WHAT YOU HAVE TO DO:
Using the listing below, extract each line that has the word "Andel" in it.

---

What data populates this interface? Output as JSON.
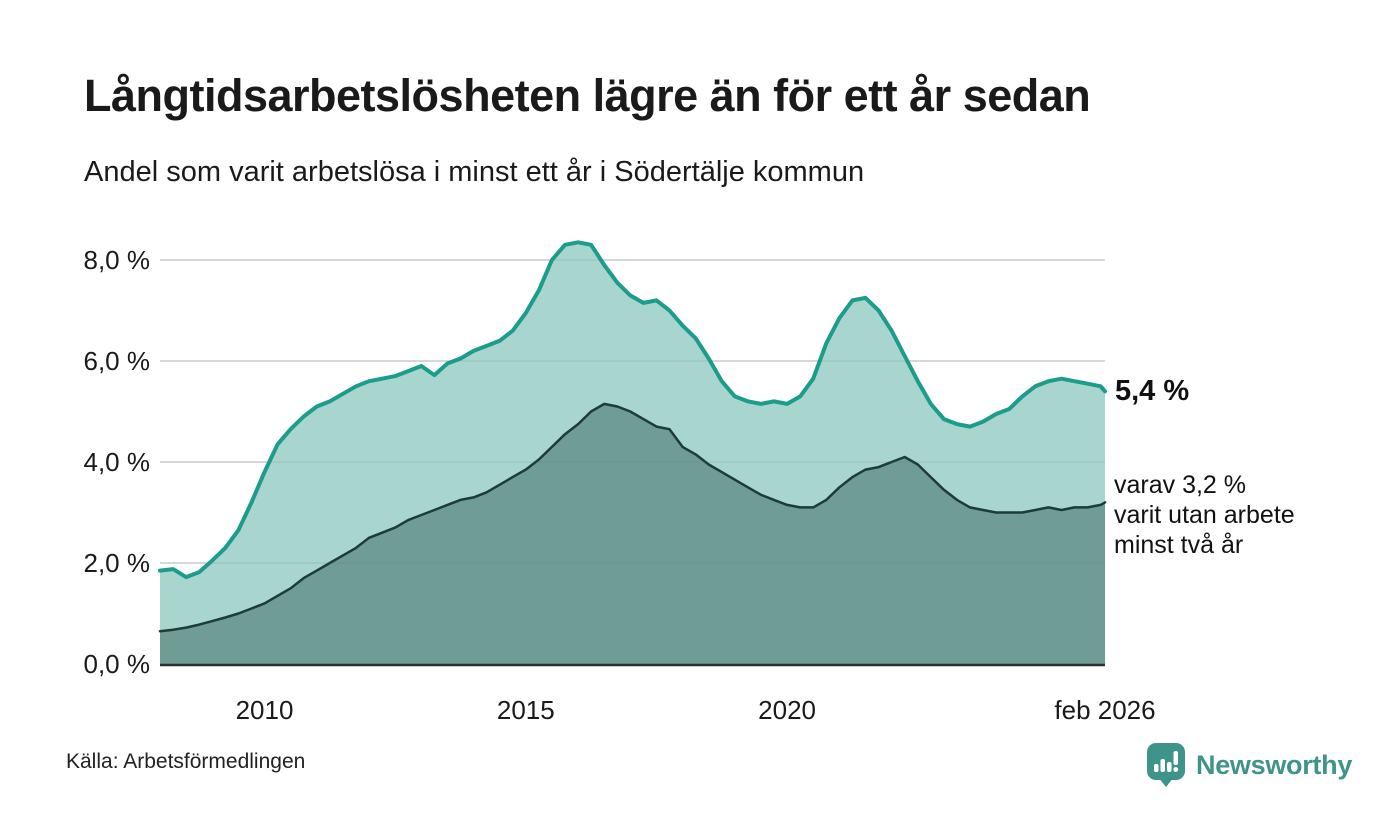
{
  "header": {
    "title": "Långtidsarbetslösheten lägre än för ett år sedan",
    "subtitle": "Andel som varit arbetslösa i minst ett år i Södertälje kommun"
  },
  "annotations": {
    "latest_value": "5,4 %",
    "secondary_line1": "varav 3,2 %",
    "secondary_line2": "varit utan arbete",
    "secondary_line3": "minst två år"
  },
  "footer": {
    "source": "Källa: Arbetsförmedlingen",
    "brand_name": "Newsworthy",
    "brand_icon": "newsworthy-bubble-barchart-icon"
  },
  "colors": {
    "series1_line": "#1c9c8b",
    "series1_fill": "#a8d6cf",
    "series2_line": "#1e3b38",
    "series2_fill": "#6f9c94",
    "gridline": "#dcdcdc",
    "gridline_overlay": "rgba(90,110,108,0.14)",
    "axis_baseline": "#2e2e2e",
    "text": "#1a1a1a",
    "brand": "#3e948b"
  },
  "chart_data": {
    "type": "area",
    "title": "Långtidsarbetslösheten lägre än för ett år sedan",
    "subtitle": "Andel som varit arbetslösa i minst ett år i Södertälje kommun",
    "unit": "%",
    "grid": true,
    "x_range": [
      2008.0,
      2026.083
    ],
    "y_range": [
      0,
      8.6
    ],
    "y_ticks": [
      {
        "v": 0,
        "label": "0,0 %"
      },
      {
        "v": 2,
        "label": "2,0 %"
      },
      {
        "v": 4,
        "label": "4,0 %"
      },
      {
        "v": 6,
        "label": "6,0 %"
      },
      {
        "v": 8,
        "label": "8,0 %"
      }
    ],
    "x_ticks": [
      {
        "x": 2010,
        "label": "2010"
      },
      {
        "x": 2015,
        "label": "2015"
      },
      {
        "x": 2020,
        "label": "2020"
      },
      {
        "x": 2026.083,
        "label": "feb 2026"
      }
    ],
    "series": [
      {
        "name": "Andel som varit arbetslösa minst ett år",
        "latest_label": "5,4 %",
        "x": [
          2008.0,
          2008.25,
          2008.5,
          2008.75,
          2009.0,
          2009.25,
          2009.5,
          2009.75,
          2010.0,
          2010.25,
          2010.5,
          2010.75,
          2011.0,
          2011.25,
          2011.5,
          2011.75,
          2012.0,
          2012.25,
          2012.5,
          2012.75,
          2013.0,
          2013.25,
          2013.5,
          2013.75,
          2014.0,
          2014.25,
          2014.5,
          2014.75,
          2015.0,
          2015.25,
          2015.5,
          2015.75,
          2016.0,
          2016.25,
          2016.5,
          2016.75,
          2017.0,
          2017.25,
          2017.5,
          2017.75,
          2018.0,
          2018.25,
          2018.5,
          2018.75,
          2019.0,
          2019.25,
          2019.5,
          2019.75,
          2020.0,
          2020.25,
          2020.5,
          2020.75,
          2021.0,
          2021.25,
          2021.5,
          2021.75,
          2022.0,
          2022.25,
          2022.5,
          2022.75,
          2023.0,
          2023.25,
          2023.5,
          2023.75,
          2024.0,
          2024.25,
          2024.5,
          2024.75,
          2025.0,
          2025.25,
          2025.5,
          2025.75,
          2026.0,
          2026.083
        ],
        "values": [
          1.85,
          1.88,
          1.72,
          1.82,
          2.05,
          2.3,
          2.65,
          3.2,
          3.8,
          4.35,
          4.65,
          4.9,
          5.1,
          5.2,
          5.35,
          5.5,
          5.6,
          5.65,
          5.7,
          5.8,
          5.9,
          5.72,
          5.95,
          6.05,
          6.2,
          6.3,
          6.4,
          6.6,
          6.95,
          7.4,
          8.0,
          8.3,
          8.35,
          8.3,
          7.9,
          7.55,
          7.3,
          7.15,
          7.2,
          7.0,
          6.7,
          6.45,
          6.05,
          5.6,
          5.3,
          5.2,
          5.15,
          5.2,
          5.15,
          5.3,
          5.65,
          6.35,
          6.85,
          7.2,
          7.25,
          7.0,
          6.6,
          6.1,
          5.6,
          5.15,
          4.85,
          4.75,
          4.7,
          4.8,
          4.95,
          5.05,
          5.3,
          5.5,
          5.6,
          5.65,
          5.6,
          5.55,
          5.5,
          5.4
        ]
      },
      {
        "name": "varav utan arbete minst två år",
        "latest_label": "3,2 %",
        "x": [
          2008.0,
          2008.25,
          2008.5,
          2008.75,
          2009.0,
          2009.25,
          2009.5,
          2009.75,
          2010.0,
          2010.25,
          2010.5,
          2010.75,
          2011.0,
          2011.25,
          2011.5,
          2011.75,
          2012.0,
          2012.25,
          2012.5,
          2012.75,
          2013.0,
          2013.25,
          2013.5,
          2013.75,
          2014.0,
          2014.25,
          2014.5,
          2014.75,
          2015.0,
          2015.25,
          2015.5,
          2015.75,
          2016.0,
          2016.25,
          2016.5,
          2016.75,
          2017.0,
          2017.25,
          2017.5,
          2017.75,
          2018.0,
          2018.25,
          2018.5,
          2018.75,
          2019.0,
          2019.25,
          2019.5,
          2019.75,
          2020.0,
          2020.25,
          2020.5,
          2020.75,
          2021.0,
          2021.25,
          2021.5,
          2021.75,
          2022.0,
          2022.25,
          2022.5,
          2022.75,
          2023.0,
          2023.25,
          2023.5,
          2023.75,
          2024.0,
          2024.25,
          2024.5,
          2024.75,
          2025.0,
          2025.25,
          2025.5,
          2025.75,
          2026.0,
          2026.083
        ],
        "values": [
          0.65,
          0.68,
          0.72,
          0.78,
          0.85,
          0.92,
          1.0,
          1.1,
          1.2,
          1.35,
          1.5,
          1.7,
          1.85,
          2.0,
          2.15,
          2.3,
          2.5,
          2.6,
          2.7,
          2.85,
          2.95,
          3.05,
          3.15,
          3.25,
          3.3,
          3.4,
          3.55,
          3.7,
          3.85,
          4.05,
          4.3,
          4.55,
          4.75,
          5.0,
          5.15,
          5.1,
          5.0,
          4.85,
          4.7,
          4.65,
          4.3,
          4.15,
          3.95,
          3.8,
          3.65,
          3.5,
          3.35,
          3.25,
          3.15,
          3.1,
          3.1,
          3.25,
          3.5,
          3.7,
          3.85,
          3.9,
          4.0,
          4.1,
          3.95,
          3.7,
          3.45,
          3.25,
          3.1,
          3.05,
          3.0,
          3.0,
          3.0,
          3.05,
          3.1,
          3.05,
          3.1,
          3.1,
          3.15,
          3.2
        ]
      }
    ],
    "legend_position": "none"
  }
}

---

EXERCISE RESULT:
    "subtitle": "Andel som varit arbetslösa i minst ett år i Södertälje kommun"
    "subtitle": "Andel som varit arbetslösa i minst ett år i Södertälje kommun",
        "name": "Andel som varit arbetslösa minst ett år",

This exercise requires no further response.